■ **DIRECTIVE**: Go through the material and pull out every line with the string "Anomalies" in it.

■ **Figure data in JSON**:

————————

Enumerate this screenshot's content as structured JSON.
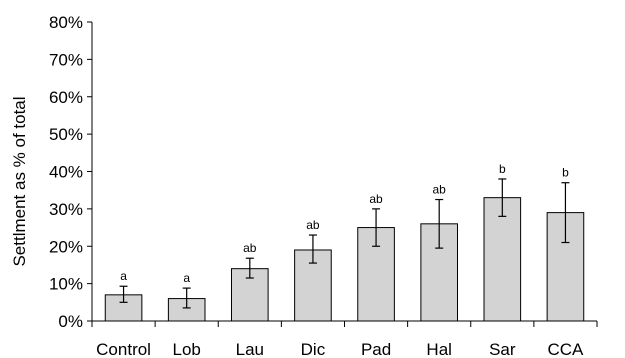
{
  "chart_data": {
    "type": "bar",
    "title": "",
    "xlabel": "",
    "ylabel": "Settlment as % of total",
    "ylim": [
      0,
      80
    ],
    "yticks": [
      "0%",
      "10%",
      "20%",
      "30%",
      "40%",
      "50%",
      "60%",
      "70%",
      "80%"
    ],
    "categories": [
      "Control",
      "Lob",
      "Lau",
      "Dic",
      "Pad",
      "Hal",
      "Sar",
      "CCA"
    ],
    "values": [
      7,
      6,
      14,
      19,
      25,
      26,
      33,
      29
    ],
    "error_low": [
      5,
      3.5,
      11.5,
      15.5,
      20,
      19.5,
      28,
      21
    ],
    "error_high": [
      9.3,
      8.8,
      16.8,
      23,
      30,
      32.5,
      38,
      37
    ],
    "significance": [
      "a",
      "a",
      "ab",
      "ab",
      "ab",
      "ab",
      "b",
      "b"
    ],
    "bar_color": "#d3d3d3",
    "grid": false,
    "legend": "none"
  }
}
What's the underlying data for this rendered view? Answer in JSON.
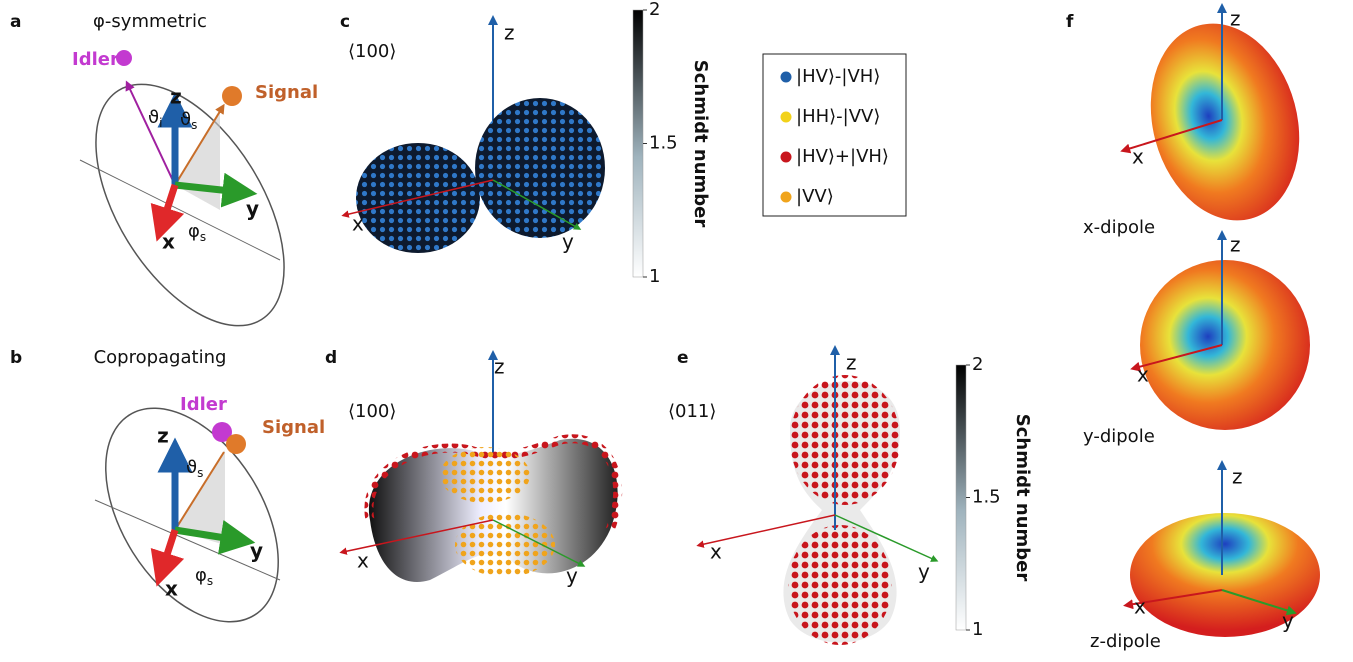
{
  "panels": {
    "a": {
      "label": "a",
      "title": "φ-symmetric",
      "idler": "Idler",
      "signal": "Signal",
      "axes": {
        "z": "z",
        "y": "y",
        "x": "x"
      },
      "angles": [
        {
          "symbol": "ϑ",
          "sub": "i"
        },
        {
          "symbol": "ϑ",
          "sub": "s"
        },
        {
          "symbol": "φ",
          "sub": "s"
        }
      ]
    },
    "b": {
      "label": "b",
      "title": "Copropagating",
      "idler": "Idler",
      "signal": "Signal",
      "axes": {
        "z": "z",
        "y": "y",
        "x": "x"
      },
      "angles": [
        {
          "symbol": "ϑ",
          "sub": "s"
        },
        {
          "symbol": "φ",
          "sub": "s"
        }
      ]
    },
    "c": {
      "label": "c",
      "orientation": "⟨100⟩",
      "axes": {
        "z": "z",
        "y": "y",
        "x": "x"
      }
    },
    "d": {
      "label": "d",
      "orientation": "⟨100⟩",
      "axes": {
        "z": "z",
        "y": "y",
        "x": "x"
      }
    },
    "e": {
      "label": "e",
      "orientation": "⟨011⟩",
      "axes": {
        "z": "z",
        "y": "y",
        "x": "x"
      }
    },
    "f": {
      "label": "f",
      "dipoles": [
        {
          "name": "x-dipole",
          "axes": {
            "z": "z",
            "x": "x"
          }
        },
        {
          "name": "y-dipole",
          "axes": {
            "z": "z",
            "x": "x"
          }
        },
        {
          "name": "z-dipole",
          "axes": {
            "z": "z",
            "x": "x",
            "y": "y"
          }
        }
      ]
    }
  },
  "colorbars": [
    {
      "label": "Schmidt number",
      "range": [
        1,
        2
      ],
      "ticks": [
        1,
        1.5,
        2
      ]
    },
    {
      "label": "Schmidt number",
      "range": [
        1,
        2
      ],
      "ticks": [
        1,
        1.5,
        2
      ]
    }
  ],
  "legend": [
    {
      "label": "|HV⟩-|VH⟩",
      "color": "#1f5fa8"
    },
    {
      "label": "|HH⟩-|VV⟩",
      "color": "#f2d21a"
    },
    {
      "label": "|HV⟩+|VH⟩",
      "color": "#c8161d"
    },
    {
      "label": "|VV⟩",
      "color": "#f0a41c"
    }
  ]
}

————————

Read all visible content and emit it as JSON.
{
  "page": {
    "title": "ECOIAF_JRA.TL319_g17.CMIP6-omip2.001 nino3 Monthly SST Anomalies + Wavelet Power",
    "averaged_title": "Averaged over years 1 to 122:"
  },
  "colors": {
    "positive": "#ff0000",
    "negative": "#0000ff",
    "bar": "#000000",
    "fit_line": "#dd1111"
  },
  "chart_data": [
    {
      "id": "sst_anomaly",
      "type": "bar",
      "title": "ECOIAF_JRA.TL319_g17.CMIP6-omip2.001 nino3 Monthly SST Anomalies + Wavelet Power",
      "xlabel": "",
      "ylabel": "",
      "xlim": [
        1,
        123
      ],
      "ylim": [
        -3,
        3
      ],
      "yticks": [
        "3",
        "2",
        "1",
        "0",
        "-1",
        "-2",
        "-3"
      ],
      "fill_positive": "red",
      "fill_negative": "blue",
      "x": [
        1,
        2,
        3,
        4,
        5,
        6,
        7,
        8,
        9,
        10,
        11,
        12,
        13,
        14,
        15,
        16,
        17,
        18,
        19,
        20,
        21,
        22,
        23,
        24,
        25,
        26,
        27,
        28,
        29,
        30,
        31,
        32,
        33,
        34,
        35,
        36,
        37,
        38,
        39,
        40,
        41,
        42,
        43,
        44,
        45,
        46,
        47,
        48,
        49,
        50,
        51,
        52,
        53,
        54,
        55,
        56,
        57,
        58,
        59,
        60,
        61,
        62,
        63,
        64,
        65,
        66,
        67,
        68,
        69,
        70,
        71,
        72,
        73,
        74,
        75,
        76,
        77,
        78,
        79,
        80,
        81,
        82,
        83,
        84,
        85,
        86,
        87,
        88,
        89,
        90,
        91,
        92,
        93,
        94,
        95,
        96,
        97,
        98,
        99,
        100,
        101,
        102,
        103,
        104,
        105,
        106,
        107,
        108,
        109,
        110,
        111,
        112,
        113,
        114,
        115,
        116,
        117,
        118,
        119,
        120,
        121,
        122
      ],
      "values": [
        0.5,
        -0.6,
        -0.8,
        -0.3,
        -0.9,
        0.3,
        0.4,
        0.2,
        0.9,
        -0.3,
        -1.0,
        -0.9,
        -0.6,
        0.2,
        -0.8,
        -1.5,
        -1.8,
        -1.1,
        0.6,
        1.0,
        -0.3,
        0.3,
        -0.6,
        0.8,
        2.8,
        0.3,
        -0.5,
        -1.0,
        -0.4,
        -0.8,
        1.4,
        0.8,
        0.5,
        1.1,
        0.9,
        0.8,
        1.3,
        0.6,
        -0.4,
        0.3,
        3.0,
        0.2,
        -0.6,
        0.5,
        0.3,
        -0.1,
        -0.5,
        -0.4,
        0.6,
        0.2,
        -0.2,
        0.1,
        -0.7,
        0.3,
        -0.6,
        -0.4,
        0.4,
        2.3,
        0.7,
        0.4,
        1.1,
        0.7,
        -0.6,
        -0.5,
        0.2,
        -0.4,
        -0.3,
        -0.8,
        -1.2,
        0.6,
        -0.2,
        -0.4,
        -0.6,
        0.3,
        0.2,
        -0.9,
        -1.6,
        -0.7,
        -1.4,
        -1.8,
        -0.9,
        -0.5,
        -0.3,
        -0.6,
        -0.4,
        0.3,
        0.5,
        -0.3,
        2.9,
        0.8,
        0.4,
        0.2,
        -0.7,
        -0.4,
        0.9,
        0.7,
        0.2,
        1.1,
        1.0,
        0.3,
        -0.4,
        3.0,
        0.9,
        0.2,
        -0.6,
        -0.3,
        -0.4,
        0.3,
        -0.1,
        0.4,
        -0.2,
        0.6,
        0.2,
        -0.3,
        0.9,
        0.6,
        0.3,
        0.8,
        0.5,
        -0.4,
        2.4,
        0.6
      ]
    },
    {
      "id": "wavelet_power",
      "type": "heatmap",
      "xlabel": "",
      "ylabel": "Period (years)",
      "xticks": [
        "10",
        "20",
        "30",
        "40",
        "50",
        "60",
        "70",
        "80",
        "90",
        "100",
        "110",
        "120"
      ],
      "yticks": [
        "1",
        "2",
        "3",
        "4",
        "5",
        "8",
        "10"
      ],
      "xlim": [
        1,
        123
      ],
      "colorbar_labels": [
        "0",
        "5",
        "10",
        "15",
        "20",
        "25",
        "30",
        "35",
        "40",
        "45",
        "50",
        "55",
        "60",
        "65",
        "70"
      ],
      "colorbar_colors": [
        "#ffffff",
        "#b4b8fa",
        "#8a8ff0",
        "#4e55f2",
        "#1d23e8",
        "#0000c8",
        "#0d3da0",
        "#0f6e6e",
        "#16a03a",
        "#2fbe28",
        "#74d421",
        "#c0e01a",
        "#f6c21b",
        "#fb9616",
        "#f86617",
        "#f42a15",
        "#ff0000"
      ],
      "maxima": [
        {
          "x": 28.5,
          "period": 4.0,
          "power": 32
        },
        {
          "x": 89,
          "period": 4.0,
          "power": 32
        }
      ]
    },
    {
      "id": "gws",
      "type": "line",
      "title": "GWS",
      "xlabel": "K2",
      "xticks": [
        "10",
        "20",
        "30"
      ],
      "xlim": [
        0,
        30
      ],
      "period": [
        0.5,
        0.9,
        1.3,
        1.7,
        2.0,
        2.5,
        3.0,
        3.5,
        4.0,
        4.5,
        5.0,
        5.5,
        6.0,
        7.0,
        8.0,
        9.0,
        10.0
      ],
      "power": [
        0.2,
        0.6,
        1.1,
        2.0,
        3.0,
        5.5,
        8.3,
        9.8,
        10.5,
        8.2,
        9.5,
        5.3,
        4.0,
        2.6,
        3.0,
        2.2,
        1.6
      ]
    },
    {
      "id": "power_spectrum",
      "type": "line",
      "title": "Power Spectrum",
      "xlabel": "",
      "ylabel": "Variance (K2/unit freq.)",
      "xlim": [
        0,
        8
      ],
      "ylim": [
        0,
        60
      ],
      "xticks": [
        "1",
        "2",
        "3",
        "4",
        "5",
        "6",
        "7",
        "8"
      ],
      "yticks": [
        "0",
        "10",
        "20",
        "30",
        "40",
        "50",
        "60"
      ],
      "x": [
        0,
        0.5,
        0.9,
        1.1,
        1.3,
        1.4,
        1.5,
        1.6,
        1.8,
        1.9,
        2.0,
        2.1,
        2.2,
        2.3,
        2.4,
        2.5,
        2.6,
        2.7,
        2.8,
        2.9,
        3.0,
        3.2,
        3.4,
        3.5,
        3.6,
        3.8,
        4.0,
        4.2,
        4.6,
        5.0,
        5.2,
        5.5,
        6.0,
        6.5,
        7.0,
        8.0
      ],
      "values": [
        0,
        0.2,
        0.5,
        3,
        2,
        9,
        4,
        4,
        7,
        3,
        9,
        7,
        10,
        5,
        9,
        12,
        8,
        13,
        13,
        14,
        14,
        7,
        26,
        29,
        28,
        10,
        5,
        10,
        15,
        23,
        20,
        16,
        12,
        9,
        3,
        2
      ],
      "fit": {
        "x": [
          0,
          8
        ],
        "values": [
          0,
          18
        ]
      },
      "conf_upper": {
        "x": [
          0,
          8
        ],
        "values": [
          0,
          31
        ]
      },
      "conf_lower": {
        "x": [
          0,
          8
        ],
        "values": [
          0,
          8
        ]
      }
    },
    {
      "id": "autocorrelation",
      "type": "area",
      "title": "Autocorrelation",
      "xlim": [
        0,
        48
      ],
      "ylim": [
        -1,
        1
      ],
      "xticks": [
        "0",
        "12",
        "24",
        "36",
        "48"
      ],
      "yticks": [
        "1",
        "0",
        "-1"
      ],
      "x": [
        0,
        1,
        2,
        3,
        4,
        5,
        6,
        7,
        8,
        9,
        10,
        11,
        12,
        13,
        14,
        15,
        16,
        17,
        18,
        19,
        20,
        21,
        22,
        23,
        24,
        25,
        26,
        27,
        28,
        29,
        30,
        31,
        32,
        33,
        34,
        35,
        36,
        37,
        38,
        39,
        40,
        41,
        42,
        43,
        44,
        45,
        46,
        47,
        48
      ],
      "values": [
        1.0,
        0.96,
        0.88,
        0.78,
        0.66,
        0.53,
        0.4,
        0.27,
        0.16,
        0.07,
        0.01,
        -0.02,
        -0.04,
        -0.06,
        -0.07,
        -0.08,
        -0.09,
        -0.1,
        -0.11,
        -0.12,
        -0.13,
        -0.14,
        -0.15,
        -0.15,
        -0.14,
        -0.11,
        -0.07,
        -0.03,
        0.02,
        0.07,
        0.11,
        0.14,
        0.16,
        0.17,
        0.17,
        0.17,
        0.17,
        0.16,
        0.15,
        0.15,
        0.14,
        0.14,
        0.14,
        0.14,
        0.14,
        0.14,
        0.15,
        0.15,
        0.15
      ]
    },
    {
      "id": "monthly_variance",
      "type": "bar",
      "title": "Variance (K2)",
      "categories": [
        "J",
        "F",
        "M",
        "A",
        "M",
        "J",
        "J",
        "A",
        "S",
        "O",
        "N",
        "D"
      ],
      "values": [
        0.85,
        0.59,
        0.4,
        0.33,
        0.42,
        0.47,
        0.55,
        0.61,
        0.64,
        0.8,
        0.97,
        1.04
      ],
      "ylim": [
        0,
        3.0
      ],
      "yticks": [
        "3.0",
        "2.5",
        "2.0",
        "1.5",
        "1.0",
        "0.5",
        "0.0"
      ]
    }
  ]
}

————————

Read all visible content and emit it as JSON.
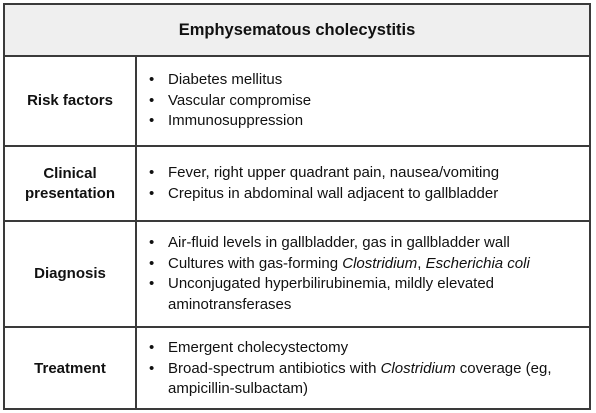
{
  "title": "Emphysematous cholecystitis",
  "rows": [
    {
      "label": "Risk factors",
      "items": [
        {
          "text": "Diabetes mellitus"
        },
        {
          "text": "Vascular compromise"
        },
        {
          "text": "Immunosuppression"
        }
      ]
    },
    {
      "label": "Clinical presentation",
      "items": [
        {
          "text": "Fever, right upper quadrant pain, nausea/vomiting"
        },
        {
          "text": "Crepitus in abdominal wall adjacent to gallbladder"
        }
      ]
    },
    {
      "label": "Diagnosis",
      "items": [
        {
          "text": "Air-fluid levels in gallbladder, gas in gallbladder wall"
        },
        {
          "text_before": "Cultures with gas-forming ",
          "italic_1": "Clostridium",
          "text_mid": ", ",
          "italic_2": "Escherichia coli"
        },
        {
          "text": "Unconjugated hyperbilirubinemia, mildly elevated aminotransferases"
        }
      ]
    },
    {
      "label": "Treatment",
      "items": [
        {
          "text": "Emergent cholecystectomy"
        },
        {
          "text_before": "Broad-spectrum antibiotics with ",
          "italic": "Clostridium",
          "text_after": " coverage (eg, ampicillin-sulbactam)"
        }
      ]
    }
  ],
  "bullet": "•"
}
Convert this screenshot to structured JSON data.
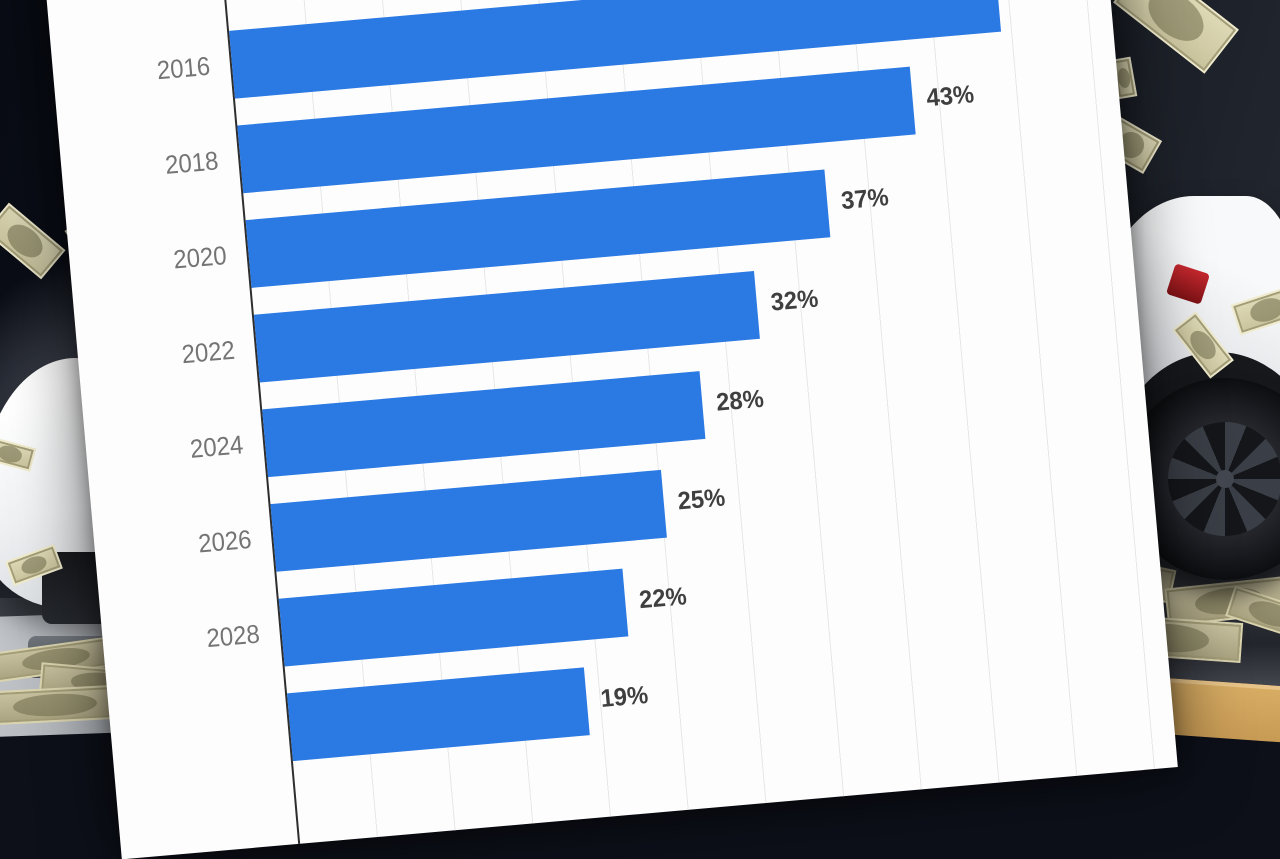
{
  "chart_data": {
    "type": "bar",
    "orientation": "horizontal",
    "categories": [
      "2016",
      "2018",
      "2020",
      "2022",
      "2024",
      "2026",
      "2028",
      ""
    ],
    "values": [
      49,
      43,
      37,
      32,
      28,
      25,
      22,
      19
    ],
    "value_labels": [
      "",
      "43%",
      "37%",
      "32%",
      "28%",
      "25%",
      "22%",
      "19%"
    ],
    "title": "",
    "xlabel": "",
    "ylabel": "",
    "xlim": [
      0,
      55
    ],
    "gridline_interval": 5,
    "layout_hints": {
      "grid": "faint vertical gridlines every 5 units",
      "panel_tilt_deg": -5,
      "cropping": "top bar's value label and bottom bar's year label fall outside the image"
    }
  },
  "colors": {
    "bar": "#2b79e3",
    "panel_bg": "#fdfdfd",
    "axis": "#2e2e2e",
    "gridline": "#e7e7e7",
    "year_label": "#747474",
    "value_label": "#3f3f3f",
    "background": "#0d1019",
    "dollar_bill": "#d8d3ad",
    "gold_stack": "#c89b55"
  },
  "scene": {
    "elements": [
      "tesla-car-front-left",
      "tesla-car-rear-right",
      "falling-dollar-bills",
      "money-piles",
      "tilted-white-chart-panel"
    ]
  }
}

————————

■ **EXERCISE ANSWER**:
    "title": "ECOIAF_JRA.TL319_g17.CMIP6-omip2.001 nino3 Monthly SST Anomalies + Wavelet Power",
      "title": "ECOIAF_JRA.TL319_g17.CMIP6-omip2.001 nino3 Monthly SST Anomalies + Wavelet Power",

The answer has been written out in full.